All of the records below should be output exactly.
···
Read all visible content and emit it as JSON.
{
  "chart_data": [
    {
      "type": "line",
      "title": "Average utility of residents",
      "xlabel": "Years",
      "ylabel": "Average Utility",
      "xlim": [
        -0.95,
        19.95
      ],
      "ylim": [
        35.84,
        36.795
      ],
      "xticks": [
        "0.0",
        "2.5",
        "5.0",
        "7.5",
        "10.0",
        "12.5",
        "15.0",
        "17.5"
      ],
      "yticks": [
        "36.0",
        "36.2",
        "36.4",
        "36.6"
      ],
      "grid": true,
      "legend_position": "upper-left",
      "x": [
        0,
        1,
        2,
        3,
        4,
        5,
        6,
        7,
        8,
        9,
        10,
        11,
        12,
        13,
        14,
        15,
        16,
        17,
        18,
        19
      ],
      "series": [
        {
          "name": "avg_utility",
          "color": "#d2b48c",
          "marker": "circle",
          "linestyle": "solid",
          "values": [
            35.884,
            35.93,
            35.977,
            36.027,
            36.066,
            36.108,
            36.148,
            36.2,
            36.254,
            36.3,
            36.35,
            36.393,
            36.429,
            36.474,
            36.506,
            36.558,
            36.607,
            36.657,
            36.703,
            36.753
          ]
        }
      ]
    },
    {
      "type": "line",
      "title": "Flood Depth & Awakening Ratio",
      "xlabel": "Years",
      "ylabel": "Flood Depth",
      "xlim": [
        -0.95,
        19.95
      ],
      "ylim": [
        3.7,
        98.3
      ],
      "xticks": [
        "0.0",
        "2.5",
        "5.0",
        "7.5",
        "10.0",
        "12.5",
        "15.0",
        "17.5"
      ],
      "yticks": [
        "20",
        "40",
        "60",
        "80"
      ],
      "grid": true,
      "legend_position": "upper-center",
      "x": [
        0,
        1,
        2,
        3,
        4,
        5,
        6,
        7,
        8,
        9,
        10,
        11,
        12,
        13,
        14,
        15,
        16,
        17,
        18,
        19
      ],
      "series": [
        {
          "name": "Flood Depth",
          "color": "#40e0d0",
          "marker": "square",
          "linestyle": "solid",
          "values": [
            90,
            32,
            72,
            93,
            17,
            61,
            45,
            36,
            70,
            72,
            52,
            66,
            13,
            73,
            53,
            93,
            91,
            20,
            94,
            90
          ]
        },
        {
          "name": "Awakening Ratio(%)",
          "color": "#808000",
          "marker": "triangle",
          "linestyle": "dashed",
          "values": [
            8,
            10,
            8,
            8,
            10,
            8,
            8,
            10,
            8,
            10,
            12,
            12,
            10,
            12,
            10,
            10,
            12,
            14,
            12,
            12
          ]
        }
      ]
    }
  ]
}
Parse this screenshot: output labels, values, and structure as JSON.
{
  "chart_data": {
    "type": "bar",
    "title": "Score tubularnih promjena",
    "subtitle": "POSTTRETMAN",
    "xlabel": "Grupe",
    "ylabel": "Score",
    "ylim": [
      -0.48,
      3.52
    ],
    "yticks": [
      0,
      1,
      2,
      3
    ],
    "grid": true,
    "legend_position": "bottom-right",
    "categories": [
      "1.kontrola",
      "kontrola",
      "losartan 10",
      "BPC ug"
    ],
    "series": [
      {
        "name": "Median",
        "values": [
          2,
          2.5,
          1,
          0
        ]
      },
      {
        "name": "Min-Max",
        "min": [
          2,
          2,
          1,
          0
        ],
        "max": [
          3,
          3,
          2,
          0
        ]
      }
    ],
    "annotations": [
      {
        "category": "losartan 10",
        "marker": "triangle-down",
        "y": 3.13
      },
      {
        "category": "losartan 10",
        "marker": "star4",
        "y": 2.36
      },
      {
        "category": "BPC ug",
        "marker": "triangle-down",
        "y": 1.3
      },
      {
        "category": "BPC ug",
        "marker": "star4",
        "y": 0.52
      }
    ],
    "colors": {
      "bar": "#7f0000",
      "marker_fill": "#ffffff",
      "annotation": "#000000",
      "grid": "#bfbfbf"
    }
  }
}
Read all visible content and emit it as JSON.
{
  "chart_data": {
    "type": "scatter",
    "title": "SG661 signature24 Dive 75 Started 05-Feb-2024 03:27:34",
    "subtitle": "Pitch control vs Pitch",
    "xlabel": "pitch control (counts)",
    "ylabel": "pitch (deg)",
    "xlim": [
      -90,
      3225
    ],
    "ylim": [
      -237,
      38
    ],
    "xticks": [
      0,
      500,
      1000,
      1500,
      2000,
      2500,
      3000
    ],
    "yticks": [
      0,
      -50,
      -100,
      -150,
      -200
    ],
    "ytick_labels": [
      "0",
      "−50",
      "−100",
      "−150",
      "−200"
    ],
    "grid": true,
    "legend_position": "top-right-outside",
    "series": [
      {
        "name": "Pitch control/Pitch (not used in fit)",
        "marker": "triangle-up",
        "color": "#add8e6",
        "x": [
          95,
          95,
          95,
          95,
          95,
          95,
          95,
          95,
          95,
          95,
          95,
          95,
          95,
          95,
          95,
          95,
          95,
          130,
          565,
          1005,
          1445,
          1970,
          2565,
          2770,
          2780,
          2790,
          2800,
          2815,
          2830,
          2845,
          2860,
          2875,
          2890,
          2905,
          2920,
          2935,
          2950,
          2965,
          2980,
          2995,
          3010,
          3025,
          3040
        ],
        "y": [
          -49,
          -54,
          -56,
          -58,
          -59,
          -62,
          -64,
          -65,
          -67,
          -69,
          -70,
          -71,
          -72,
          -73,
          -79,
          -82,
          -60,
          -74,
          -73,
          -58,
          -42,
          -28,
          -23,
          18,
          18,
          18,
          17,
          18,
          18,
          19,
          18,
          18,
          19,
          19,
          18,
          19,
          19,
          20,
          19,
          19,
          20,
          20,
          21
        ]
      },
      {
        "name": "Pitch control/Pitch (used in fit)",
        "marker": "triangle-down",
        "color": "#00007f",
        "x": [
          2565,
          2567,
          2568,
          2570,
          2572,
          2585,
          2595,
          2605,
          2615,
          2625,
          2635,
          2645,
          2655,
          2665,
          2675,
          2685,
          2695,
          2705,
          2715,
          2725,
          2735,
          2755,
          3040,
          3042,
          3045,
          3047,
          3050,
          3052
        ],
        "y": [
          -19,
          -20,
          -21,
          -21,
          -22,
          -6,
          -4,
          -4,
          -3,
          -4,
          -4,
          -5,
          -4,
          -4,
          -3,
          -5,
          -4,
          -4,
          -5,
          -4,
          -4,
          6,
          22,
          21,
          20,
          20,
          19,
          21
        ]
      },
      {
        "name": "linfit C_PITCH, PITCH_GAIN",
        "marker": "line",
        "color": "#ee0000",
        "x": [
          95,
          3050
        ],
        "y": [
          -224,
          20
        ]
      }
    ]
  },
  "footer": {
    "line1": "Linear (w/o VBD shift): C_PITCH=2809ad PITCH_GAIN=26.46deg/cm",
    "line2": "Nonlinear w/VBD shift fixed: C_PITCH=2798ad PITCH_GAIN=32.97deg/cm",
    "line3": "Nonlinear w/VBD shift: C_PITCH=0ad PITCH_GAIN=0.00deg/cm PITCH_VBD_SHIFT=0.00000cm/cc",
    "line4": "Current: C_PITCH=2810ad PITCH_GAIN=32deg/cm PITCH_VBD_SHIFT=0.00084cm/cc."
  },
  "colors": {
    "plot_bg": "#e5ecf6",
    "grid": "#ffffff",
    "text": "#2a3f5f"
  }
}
···
> _RESULT OF THE TASK_:
Read all visible content and emit it as JSON.
{
  "chart_data": [
    {
      "type": "line",
      "title": "Average utility of residents",
      "xlabel": "Years",
      "ylabel": "Average Utility",
      "xlim": [
        -0.95,
        19.95
      ],
      "ylim": [
        35.84,
        36.795
      ],
      "xticks": [
        "0.0",
        "2.5",
        "5.0",
        "7.5",
        "10.0",
        "12.5",
        "15.0",
        "17.5"
      ],
      "yticks": [
        "36.0",
        "36.2",
        "36.4",
        "36.6"
      ],
      "grid": true,
      "legend_position": "upper-left",
      "x": [
        0,
        1,
        2,
        3,
        4,
        5,
        6,
        7,
        8,
        9,
        10,
        11,
        12,
        13,
        14,
        15,
        16,
        17,
        18,
        19
      ],
      "series": [
        {
          "name": "avg_utility",
          "color": "#d2b48c",
          "marker": "circle",
          "linestyle": "solid",
          "values": [
            35.884,
            35.93,
            35.977,
            36.027,
            36.066,
            36.108,
            36.148,
            36.2,
            36.254,
            36.3,
            36.35,
            36.393,
            36.429,
            36.474,
            36.506,
            36.558,
            36.607,
            36.657,
            36.703,
            36.753
          ]
        }
      ]
    },
    {
      "type": "line",
      "title": "Flood Depth & Awakening Ratio",
      "xlabel": "Years",
      "ylabel": "Flood Depth",
      "xlim": [
        -0.95,
        19.95
      ],
      "ylim": [
        3.7,
        98.3
      ],
      "xticks": [
        "0.0",
        "2.5",
        "5.0",
        "7.5",
        "10.0",
        "12.5",
        "15.0",
        "17.5"
      ],
      "yticks": [
        "20",
        "40",
        "60",
        "80"
      ],
      "grid": true,
      "legend_position": "upper-center",
      "x": [
        0,
        1,
        2,
        3,
        4,
        5,
        6,
        7,
        8,
        9,
        10,
        11,
        12,
        13,
        14,
        15,
        16,
        17,
        18,
        19
      ],
      "series": [
        {
          "name": "Flood Depth",
          "color": "#40e0d0",
          "marker": "square",
          "linestyle": "solid",
          "values": [
            90,
            32,
            72,
            93,
            17,
            61,
            45,
            36,
            70,
            72,
            52,
            66,
            13,
            73,
            53,
            93,
            91,
            20,
            94,
            90
          ]
        },
        {
          "name": "Awakening Ratio(%)",
          "color": "#808000",
          "marker": "triangle",
          "linestyle": "dashed",
          "values": [
            8,
            10,
            8,
            8,
            10,
            8,
            8,
            10,
            8,
            10,
            12,
            12,
            10,
            12,
            10,
            10,
            12,
            14,
            12,
            12
          ]
        }
      ]
    }
  ]
}
Parse this screenshot: output labels, values, and structure as JSON.
{
  "chart_data": {
    "type": "bar",
    "title": "Score tubularnih promjena",
    "subtitle": "POSTTRETMAN",
    "xlabel": "Grupe",
    "ylabel": "Score",
    "ylim": [
      -0.48,
      3.52
    ],
    "yticks": [
      0,
      1,
      2,
      3
    ],
    "grid": true,
    "legend_position": "bottom-right",
    "categories": [
      "1.kontrola",
      "kontrola",
      "losartan 10",
      "BPC ug"
    ],
    "series": [
      {
        "name": "Median",
        "values": [
          2,
          2.5,
          1,
          0
        ]
      },
      {
        "name": "Min-Max",
        "min": [
          2,
          2,
          1,
          0
        ],
        "max": [
          3,
          3,
          2,
          0
        ]
      }
    ],
    "annotations": [
      {
        "category": "losartan 10",
        "marker": "triangle-down",
        "y": 3.13
      },
      {
        "category": "losartan 10",
        "marker": "star4",
        "y": 2.36
      },
      {
        "category": "BPC ug",
        "marker": "triangle-down",
        "y": 1.3
      },
      {
        "category": "BPC ug",
        "marker": "star4",
        "y": 0.52
      }
    ],
    "colors": {
      "bar": "#7f0000",
      "marker_fill": "#ffffff",
      "annotation": "#000000",
      "grid": "#bfbfbf"
    }
  }
}
Read all visible content and emit it as JSON.
{
  "chart_data": {
    "type": "scatter",
    "title": "SG661 signature24 Dive 75 Started 05-Feb-2024 03:27:34",
    "subtitle": "Pitch control vs Pitch",
    "xlabel": "pitch control (counts)",
    "ylabel": "pitch (deg)",
    "xlim": [
      -90,
      3225
    ],
    "ylim": [
      -237,
      38
    ],
    "xticks": [
      0,
      500,
      1000,
      1500,
      2000,
      2500,
      3000
    ],
    "yticks": [
      0,
      -50,
      -100,
      -150,
      -200
    ],
    "ytick_labels": [
      "0",
      "−50",
      "−100",
      "−150",
      "−200"
    ],
    "grid": true,
    "legend_position": "top-right-outside",
    "series": [
      {
        "name": "Pitch control/Pitch (not used in fit)",
        "marker": "triangle-up",
        "color": "#add8e6",
        "x": [
          95,
          95,
          95,
          95,
          95,
          95,
          95,
          95,
          95,
          95,
          95,
          95,
          95,
          95,
          95,
          95,
          95,
          130,
          565,
          1005,
          1445,
          1970,
          2565,
          2770,
          2780,
          2790,
          2800,
          2815,
          2830,
          2845,
          2860,
          2875,
          2890,
          2905,
          2920,
          2935,
          2950,
          2965,
          2980,
          2995,
          3010,
          3025,
          3040
        ],
        "y": [
          -49,
          -54,
          -56,
          -58,
          -59,
          -62,
          -64,
          -65,
          -67,
          -69,
          -70,
          -71,
          -72,
          -73,
          -79,
          -82,
          -60,
          -74,
          -73,
          -58,
          -42,
          -28,
          -23,
          18,
          18,
          18,
          17,
          18,
          18,
          19,
          18,
          18,
          19,
          19,
          18,
          19,
          19,
          20,
          19,
          19,
          20,
          20,
          21
        ]
      },
      {
        "name": "Pitch control/Pitch (used in fit)",
        "marker": "triangle-down",
        "color": "#00007f",
        "x": [
          2565,
          2567,
          2568,
          2570,
          2572,
          2585,
          2595,
          2605,
          2615,
          2625,
          2635,
          2645,
          2655,
          2665,
          2675,
          2685,
          2695,
          2705,
          2715,
          2725,
          2735,
          2755,
          3040,
          3042,
          3045,
          3047,
          3050,
          3052
        ],
        "y": [
          -19,
          -20,
          -21,
          -21,
          -22,
          -6,
          -4,
          -4,
          -3,
          -4,
          -4,
          -5,
          -4,
          -4,
          -3,
          -5,
          -4,
          -4,
          -5,
          -4,
          -4,
          6,
          22,
          21,
          20,
          20,
          19,
          21
        ]
      },
      {
        "name": "linfit C_PITCH, PITCH_GAIN",
        "marker": "line",
        "color": "#ee0000",
        "x": [
          95,
          3050
        ],
        "y": [
          -224,
          20
        ]
      }
    ]
  },
  "footer": {
    "line1": "Linear (w/o VBD shift): C_PITCH=2809ad PITCH_GAIN=26.46deg/cm",
    "line2": "Nonlinear w/VBD shift fixed: C_PITCH=2798ad PITCH_GAIN=32.97deg/cm",
    "line3": "Nonlinear w/VBD shift: C_PITCH=0ad PITCH_GAIN=0.00deg/cm PITCH_VBD_SHIFT=0.00000cm/cc",
    "line4": "Current: C_PITCH=2810ad PITCH_GAIN=32deg/cm PITCH_VBD_SHIFT=0.00084cm/cc."
  },
  "colors": {
    "plot_bg": "#e5ecf6",
    "grid": "#ffffff",
    "text": "#2a3f5f"
  }
}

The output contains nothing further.